* _Goal of the exercise_:
Return all lines in the material below that contain "placeholder".

-- START OF Excerpted data --

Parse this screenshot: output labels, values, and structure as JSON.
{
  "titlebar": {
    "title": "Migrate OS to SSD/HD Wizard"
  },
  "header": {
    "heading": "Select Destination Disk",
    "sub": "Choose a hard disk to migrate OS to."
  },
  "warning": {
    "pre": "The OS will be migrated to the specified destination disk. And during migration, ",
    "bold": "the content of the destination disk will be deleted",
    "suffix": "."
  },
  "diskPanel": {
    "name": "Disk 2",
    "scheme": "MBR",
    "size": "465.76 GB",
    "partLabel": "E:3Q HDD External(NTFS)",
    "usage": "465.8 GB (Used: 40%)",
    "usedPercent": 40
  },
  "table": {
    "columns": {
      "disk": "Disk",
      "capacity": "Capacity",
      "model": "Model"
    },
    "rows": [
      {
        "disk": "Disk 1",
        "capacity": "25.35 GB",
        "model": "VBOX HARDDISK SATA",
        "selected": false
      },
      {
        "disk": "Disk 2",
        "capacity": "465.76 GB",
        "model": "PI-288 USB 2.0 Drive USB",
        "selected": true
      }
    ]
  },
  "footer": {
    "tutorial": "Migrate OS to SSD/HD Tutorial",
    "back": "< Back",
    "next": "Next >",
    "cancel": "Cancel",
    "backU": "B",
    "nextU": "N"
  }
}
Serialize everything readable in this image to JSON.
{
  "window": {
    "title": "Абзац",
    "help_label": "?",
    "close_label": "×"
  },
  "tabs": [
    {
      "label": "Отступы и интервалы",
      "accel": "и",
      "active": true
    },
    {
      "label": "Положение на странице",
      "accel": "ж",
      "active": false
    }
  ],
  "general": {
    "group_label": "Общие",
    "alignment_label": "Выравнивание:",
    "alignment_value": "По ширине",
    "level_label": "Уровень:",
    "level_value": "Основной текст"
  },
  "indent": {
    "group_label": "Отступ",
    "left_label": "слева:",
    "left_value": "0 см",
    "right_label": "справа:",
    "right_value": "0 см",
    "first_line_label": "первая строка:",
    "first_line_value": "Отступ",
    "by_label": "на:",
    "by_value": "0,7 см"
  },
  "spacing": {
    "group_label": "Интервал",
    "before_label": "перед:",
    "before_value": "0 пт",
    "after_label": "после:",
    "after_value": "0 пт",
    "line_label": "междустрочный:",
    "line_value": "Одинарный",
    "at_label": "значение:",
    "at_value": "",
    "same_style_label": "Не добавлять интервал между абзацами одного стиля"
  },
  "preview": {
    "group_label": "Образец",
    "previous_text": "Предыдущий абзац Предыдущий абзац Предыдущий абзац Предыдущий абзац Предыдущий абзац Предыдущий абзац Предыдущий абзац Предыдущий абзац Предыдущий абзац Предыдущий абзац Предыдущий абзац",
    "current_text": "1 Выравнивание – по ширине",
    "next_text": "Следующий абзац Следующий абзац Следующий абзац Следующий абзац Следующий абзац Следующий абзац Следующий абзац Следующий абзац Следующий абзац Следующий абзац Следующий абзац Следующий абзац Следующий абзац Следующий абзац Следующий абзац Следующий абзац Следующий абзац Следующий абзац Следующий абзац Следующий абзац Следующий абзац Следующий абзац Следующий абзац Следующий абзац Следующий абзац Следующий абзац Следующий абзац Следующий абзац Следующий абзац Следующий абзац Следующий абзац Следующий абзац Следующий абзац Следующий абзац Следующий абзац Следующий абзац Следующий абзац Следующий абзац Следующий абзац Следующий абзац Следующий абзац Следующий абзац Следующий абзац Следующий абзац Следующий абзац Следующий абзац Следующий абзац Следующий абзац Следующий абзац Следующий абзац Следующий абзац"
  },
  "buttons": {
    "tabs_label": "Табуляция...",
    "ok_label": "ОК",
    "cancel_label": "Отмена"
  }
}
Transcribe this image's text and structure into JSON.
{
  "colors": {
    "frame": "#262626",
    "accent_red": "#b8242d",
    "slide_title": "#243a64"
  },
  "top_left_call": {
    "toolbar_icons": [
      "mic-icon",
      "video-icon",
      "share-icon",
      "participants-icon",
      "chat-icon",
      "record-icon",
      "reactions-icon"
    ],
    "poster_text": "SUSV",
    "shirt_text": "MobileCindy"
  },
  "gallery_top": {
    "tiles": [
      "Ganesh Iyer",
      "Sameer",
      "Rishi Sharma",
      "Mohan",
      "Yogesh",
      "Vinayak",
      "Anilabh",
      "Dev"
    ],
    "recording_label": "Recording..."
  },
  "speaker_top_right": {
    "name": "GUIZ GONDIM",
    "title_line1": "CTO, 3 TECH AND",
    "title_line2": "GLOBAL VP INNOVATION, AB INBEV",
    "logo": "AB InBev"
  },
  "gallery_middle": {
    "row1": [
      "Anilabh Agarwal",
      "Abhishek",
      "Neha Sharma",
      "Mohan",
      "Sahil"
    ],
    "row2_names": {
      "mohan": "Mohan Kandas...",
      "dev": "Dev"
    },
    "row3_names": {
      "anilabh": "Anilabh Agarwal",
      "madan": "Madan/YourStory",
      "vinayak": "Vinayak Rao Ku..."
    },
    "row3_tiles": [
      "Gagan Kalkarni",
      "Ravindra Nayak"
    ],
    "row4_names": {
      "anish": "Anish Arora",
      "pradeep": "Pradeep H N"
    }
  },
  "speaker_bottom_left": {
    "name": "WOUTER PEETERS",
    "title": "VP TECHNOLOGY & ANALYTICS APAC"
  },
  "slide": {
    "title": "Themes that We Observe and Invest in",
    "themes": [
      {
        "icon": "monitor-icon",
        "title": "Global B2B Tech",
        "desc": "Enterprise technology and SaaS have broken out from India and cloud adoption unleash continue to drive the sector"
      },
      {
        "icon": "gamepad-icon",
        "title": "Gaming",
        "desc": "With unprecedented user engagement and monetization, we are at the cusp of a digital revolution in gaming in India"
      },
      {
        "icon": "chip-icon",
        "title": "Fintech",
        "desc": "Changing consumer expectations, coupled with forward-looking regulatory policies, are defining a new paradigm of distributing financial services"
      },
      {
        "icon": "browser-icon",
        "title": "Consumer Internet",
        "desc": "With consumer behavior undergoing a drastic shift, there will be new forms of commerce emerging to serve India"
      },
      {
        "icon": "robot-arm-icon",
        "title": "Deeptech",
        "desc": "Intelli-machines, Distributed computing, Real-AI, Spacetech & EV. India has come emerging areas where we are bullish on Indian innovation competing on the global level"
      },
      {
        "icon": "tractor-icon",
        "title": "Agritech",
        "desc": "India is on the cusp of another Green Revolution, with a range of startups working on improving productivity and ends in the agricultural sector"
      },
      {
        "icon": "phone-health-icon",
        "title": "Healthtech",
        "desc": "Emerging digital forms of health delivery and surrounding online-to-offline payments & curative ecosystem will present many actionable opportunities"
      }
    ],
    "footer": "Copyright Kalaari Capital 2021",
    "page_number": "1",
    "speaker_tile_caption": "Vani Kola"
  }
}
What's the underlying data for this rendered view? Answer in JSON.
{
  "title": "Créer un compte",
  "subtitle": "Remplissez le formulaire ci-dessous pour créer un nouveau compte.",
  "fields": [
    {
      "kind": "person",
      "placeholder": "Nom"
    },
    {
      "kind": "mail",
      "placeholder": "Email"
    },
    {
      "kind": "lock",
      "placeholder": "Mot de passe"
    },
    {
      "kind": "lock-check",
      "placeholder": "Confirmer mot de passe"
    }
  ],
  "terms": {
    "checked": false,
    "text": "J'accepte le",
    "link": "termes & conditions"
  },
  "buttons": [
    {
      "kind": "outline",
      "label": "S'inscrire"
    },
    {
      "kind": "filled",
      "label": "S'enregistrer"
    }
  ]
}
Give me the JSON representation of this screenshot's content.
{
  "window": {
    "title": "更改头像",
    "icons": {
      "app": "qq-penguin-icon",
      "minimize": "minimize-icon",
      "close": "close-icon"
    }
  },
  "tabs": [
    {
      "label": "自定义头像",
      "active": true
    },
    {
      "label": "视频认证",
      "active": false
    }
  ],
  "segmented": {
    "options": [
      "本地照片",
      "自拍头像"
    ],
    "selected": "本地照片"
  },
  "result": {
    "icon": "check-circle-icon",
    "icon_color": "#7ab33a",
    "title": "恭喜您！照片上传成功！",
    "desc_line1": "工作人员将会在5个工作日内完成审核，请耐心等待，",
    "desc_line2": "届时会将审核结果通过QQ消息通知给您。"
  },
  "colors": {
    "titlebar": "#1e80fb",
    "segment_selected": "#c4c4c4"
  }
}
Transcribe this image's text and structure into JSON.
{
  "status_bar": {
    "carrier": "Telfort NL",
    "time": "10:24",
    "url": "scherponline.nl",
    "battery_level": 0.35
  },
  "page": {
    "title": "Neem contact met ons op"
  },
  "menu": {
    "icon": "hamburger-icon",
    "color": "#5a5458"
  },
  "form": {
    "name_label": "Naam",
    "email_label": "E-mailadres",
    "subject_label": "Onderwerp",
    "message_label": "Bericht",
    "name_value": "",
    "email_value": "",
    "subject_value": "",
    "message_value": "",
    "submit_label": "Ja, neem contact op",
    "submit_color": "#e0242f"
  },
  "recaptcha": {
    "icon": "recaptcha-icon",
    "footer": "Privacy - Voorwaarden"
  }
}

-- END OF Excerpted data --

* _Solution to this task_:
      "placeholder": "Nom"
      "placeholder": "Email"
      "placeholder": "Mot de passe"
      "placeholder": "Confirmer mot de passe"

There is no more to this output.